Requirement ▸ Extract every line where the string "ThompsonIndex" appears.

------ Records supplied

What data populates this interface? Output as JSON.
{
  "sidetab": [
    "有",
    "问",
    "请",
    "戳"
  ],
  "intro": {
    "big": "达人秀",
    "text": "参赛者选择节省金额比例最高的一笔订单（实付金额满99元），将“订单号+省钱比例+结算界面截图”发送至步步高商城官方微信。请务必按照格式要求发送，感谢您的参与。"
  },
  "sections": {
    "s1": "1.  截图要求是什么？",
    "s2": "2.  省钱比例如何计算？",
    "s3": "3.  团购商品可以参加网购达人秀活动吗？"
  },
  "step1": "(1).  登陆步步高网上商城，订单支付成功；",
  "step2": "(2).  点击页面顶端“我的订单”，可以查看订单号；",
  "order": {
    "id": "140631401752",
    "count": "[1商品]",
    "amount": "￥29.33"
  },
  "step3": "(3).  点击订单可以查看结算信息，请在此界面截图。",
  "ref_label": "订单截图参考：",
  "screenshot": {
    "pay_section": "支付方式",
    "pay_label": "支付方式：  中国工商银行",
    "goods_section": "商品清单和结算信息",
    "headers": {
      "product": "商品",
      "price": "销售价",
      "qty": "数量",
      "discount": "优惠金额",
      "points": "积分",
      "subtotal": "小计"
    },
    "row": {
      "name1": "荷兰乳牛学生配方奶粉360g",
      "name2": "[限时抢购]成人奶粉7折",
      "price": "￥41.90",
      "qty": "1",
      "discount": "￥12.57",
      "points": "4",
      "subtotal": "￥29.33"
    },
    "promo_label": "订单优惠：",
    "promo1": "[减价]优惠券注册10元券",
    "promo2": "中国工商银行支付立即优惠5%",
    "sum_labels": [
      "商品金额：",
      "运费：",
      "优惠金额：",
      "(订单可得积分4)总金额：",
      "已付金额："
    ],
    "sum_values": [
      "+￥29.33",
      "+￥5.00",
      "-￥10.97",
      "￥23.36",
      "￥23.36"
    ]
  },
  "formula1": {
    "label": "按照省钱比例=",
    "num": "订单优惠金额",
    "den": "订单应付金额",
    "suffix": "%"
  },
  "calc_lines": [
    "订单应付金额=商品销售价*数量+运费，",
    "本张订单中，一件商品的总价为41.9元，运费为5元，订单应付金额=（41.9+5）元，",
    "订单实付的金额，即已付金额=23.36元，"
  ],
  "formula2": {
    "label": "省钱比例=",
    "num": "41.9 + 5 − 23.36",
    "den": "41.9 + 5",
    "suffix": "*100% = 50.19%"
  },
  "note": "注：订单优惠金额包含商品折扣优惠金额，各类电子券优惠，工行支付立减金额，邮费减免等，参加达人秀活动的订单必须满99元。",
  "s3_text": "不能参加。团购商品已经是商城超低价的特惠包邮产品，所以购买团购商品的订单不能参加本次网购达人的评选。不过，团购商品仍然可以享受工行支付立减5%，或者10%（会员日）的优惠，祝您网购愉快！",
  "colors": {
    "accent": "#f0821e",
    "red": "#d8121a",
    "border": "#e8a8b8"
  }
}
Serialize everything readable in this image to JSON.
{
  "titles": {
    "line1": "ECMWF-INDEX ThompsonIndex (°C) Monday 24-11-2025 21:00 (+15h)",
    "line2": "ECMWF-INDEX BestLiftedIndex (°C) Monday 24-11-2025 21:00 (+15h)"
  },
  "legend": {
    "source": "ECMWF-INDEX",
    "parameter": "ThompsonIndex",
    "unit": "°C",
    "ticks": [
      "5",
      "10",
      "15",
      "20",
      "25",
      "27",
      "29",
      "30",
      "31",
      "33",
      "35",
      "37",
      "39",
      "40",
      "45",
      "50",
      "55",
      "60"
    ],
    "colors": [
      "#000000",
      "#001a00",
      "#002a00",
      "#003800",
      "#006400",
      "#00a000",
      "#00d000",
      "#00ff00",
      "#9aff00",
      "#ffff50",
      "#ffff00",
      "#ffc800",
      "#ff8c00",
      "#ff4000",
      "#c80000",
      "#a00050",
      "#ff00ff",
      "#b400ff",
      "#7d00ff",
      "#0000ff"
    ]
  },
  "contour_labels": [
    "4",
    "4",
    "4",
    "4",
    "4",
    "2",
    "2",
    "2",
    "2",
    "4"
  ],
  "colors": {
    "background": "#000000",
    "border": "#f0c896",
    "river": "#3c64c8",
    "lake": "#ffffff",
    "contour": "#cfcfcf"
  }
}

------------

Output for this exercise ▸
    "line1": "ECMWF-INDEX ThompsonIndex (°C) Monday 24-11-2025 21:00 (+15h)",
    "parameter": "ThompsonIndex",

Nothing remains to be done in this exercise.